▶ **WHAT TO DO**: Where does the word "kreeg" occur in the data below? Copy each line that holds it.

--- START ---

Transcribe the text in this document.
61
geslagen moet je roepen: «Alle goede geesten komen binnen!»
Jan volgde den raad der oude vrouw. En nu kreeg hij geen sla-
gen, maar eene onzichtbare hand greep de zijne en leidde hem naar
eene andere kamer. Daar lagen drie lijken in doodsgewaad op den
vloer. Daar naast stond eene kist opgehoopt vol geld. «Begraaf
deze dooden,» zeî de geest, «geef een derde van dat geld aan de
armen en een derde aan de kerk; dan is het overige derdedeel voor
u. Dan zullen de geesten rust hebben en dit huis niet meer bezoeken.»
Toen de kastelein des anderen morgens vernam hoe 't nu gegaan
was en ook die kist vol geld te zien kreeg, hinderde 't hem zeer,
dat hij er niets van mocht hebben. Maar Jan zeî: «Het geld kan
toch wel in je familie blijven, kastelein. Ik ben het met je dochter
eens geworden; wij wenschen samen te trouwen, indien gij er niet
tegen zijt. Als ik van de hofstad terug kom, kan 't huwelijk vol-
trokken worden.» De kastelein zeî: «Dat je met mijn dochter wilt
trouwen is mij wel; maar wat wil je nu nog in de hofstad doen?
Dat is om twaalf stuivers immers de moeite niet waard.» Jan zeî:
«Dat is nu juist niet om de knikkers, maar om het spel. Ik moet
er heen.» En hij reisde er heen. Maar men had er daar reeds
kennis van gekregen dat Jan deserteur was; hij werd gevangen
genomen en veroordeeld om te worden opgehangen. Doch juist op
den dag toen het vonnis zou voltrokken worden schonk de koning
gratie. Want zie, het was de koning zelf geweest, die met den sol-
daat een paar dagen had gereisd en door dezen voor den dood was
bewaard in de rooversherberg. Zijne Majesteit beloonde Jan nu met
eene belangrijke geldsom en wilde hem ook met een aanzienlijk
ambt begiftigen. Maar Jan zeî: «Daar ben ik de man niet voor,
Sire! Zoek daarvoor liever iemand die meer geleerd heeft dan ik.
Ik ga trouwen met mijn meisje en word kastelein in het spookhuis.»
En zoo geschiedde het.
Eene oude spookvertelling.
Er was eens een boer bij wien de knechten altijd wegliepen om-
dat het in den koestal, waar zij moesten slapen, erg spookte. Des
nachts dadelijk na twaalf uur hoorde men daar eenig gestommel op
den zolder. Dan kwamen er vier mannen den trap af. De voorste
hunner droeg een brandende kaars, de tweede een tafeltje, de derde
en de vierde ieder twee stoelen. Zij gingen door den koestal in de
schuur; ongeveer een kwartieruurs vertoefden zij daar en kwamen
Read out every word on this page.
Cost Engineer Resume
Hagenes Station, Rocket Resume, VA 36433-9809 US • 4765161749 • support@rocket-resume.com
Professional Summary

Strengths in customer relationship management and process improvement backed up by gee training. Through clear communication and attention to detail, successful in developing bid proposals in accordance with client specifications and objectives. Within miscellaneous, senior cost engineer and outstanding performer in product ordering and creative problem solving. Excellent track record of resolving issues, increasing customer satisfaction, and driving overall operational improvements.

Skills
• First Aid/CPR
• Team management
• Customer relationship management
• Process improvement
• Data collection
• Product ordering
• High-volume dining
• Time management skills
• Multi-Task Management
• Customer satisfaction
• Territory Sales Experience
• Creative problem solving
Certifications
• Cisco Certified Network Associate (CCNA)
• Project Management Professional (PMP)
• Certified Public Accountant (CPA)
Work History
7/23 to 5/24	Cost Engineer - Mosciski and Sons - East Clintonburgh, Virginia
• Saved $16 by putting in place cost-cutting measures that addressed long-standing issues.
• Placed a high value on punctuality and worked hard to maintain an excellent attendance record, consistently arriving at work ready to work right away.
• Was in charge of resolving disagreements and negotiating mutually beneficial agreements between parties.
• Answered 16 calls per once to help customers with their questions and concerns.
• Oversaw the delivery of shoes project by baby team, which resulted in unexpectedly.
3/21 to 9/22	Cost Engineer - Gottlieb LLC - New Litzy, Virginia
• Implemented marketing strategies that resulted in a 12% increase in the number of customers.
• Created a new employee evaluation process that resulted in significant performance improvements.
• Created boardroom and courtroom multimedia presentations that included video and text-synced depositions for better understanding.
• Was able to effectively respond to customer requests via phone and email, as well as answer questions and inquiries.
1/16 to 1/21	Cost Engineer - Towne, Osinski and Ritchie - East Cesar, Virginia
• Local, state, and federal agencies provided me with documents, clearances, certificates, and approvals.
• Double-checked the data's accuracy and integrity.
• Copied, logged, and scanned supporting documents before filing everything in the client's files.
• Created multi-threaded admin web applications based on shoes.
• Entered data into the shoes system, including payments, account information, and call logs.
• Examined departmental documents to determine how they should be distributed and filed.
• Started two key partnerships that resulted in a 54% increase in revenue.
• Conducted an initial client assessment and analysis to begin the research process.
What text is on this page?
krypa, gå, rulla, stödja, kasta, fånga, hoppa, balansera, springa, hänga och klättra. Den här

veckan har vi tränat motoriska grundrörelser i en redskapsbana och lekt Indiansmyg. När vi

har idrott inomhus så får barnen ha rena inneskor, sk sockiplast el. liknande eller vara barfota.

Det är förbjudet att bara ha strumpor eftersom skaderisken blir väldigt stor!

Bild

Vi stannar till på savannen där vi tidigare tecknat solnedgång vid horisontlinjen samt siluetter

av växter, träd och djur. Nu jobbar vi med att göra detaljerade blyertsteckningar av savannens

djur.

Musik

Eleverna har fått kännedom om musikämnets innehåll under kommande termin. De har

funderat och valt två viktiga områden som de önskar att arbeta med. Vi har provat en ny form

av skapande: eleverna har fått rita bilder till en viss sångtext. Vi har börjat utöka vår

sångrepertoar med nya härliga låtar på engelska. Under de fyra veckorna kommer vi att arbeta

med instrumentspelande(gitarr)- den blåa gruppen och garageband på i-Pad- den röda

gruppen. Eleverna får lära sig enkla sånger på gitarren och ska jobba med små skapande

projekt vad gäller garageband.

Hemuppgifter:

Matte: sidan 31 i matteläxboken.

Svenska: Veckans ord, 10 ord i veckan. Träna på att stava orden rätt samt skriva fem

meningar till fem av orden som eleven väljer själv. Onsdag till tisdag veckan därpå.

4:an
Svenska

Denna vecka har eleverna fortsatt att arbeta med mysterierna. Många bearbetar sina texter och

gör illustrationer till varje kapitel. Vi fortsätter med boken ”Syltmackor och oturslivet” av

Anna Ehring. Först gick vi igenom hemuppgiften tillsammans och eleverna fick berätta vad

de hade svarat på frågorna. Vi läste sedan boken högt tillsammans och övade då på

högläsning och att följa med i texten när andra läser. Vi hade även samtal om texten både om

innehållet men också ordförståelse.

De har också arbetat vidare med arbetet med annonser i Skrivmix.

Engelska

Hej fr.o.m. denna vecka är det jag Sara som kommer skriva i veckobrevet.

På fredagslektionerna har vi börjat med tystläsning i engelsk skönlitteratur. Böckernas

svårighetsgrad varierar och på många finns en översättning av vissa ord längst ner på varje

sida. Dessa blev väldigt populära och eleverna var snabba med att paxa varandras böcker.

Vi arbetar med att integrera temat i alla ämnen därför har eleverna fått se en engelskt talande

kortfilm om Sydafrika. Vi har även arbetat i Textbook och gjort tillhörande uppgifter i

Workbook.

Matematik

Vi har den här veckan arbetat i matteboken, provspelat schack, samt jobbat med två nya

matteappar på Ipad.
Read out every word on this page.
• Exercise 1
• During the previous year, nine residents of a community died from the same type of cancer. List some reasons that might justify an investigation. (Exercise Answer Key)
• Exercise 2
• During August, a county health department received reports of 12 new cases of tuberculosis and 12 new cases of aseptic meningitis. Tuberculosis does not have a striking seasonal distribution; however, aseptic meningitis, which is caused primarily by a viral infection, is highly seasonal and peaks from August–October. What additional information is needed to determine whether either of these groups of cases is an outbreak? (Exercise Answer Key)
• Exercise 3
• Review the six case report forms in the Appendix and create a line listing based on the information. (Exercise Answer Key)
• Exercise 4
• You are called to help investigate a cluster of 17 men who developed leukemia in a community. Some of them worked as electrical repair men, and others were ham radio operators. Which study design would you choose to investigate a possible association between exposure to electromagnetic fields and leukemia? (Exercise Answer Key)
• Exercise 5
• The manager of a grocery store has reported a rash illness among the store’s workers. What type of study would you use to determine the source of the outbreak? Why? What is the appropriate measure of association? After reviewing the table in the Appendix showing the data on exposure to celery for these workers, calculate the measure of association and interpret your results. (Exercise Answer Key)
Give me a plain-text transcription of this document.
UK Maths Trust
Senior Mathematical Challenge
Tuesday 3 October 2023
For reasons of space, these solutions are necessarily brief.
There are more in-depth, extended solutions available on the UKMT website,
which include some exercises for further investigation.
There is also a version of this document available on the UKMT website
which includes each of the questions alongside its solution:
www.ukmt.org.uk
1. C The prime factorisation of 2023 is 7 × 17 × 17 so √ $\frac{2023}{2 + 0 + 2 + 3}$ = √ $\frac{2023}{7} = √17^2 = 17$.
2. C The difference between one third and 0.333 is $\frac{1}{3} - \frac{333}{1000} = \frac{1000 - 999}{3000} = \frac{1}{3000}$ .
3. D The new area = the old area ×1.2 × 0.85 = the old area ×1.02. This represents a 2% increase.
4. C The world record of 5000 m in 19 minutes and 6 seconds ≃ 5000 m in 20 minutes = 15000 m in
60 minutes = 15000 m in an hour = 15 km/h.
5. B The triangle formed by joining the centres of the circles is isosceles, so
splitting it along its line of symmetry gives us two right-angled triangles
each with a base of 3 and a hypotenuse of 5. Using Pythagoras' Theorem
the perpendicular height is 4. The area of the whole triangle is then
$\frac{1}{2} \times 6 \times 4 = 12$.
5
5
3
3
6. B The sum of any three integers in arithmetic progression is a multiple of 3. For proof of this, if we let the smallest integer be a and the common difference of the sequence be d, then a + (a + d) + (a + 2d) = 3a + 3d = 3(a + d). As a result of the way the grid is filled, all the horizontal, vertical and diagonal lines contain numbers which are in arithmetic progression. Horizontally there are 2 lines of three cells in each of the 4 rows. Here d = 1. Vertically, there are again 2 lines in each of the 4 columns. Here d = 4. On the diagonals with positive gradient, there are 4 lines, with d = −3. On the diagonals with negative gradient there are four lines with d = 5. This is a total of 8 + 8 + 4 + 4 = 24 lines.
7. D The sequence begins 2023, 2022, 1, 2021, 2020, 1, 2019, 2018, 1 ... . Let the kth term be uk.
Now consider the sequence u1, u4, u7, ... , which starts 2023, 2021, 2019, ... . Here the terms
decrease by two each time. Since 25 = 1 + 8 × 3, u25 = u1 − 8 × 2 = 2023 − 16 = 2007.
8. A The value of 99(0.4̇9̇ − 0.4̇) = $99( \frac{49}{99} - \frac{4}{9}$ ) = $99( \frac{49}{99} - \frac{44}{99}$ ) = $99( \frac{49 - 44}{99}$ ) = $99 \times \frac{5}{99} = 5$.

--- END ---

▶ **TASK SOLUTION**:
Jan volgde den raad der oude vrouw. En nu kreeg hij geen sla-
was en ook die kist vol geld te zien kreeg, hinderde 't hem zeer,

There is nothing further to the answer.